Go through the listing and write out all of it exactly.

= = =

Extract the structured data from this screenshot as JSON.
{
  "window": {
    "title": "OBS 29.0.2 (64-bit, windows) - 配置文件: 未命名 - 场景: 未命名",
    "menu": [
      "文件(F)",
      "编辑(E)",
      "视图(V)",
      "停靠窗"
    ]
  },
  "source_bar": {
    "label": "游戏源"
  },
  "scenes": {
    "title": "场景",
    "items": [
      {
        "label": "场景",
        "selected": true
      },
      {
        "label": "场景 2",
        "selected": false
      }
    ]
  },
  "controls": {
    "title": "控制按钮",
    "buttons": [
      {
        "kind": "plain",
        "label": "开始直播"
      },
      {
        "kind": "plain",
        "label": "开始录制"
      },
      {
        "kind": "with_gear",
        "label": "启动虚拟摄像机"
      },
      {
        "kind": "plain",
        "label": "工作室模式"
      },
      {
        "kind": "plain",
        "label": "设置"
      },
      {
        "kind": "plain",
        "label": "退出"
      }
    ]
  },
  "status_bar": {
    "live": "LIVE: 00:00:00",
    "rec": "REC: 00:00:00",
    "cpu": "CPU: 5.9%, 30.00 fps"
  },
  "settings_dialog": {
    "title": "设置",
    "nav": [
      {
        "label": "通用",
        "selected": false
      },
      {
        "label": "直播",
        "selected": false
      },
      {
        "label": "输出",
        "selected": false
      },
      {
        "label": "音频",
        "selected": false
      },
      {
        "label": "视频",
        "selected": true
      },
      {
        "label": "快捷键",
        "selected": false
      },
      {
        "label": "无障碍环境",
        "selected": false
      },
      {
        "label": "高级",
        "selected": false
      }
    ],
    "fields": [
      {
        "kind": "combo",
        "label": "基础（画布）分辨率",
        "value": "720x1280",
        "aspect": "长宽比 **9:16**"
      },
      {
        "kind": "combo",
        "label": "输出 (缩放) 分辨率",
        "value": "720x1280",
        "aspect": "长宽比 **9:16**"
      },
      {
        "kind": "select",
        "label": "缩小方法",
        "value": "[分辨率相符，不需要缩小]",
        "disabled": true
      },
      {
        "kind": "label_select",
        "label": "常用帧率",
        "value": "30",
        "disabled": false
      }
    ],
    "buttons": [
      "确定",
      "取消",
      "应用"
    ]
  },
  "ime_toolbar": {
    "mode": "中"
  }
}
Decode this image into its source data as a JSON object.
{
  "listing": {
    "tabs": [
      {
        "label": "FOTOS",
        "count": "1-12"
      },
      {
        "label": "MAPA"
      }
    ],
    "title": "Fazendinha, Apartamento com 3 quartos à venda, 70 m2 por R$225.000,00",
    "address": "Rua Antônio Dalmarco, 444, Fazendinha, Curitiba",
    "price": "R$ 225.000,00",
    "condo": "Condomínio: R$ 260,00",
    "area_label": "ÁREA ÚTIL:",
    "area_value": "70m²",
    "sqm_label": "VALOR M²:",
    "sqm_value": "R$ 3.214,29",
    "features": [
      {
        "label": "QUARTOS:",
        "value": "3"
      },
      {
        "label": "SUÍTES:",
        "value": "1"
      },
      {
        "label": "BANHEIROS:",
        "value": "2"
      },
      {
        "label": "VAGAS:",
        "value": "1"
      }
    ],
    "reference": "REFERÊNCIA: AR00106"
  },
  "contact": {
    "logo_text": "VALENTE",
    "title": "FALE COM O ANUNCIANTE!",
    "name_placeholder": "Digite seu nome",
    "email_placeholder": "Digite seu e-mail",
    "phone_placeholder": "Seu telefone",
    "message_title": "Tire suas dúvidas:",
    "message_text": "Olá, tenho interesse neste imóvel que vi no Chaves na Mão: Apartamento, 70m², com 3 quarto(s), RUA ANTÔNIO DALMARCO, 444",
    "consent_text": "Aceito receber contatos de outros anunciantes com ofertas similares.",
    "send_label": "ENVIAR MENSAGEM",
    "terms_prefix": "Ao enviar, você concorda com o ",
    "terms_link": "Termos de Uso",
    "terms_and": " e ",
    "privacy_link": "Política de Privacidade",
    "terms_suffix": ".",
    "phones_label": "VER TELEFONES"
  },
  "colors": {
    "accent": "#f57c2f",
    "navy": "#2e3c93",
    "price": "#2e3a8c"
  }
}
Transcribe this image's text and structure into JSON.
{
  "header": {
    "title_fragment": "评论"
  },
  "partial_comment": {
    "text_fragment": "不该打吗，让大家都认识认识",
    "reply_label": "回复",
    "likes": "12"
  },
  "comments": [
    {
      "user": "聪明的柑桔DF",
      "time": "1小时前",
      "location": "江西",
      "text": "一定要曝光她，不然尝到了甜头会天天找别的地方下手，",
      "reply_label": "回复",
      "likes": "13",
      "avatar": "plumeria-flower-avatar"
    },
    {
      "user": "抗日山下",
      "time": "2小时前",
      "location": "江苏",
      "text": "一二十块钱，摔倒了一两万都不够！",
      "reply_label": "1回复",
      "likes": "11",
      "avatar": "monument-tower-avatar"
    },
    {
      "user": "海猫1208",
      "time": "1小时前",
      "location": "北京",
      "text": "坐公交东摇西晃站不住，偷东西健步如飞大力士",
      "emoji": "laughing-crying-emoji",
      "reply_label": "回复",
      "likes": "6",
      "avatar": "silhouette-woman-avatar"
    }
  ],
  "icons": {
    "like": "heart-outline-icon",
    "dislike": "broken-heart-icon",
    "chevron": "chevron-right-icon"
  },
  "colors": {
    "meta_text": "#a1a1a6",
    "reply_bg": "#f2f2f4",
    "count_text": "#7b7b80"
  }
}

= = =

Exercise solution:
Extract the structured data from this screenshot as JSON.
{
  "window": {
    "title": "OBS 29.0.2 (64-bit, windows) - 配置文件: 未命名 - 场景: 未命名",
    "menu": [
      "文件(F)",
      "编辑(E)",
      "视图(V)",
      "停靠窗"
    ]
  },
  "source_bar": {
    "label": "游戏源"
  },
  "scenes": {
    "title": "场景",
    "items": [
      {
        "label": "场景",
        "selected": true
      },
      {
        "label": "场景 2",
        "selected": false
      }
    ]
  },
  "controls": {
    "title": "控制按钮",
    "buttons": [
      {
        "kind": "plain",
        "label": "开始直播"
      },
      {
        "kind": "plain",
        "label": "开始录制"
      },
      {
        "kind": "with_gear",
        "label": "启动虚拟摄像机"
      },
      {
        "kind": "plain",
        "label": "工作室模式"
      },
      {
        "kind": "plain",
        "label": "设置"
      },
      {
        "kind": "plain",
        "label": "退出"
      }
    ]
  },
  "status_bar": {
    "live": "LIVE: 00:00:00",
    "rec": "REC: 00:00:00",
    "cpu": "CPU: 5.9%, 30.00 fps"
  },
  "settings_dialog": {
    "title": "设置",
    "nav": [
      {
        "label": "通用",
        "selected": false
      },
      {
        "label": "直播",
        "selected": false
      },
      {
        "label": "输出",
        "selected": false
      },
      {
        "label": "音频",
        "selected": false
      },
      {
        "label": "视频",
        "selected": true
      },
      {
        "label": "快捷键",
        "selected": false
      },
      {
        "label": "无障碍环境",
        "selected": false
      },
      {
        "label": "高级",
        "selected": false
      }
    ],
    "fields": [
      {
        "kind": "combo",
        "label": "基础（画布）分辨率",
        "value": "720x1280",
        "aspect": "长宽比 **9:16**"
      },
      {
        "kind": "combo",
        "label": "输出 (缩放) 分辨率",
        "value": "720x1280",
        "aspect": "长宽比 **9:16**"
      },
      {
        "kind": "select",
        "label": "缩小方法",
        "value": "[分辨率相符，不需要缩小]",
        "disabled": true
      },
      {
        "kind": "label_select",
        "label": "常用帧率",
        "value": "30",
        "disabled": false
      }
    ],
    "buttons": [
      "确定",
      "取消",
      "应用"
    ]
  },
  "ime_toolbar": {
    "mode": "中"
  }
}
Decode this image into its source data as a JSON object.
{
  "listing": {
    "tabs": [
      {
        "label": "FOTOS",
        "count": "1-12"
      },
      {
        "label": "MAPA"
      }
    ],
    "title": "Fazendinha, Apartamento com 3 quartos à venda, 70 m2 por R$225.000,00",
    "address": "Rua Antônio Dalmarco, 444, Fazendinha, Curitiba",
    "price": "R$ 225.000,00",
    "condo": "Condomínio: R$ 260,00",
    "area_label": "ÁREA ÚTIL:",
    "area_value": "70m²",
    "sqm_label": "VALOR M²:",
    "sqm_value": "R$ 3.214,29",
    "features": [
      {
        "label": "QUARTOS:",
        "value": "3"
      },
      {
        "label": "SUÍTES:",
        "value": "1"
      },
      {
        "label": "BANHEIROS:",
        "value": "2"
      },
      {
        "label": "VAGAS:",
        "value": "1"
      }
    ],
    "reference": "REFERÊNCIA: AR00106"
  },
  "contact": {
    "logo_text": "VALENTE",
    "title": "FALE COM O ANUNCIANTE!",
    "name_placeholder": "Digite seu nome",
    "email_placeholder": "Digite seu e-mail",
    "phone_placeholder": "Seu telefone",
    "message_title": "Tire suas dúvidas:",
    "message_text": "Olá, tenho interesse neste imóvel que vi no Chaves na Mão: Apartamento, 70m², com 3 quarto(s), RUA ANTÔNIO DALMARCO, 444",
    "consent_text": "Aceito receber contatos de outros anunciantes com ofertas similares.",
    "send_label": "ENVIAR MENSAGEM",
    "terms_prefix": "Ao enviar, você concorda com o ",
    "terms_link": "Termos de Uso",
    "terms_and": " e ",
    "privacy_link": "Política de Privacidade",
    "terms_suffix": ".",
    "phones_label": "VER TELEFONES"
  },
  "colors": {
    "accent": "#f57c2f",
    "navy": "#2e3c93",
    "price": "#2e3a8c"
  }
}
Transcribe this image's text and structure into JSON.
{
  "header": {
    "title_fragment": "评论"
  },
  "partial_comment": {
    "text_fragment": "不该打吗，让大家都认识认识",
    "reply_label": "回复",
    "likes": "12"
  },
  "comments": [
    {
      "user": "聪明的柑桔DF",
      "time": "1小时前",
      "location": "江西",
      "text": "一定要曝光她，不然尝到了甜头会天天找别的地方下手，",
      "reply_label": "回复",
      "likes": "13",
      "avatar": "plumeria-flower-avatar"
    },
    {
      "user": "抗日山下",
      "time": "2小时前",
      "location": "江苏",
      "text": "一二十块钱，摔倒了一两万都不够！",
      "reply_label": "1回复",
      "likes": "11",
      "avatar": "monument-tower-avatar"
    },
    {
      "user": "海猫1208",
      "time": "1小时前",
      "location": "北京",
      "text": "坐公交东摇西晃站不住，偷东西健步如飞大力士",
      "emoji": "laughing-crying-emoji",
      "reply_label": "回复",
      "likes": "6",
      "avatar": "silhouette-woman-avatar"
    }
  ],
  "icons": {
    "like": "heart-outline-icon",
    "dislike": "broken-heart-icon",
    "chevron": "chevron-right-icon"
  },
  "colors": {
    "meta_text": "#a1a1a6",
    "reply_bg": "#f2f2f4",
    "count_text": "#7b7b80"
  }
}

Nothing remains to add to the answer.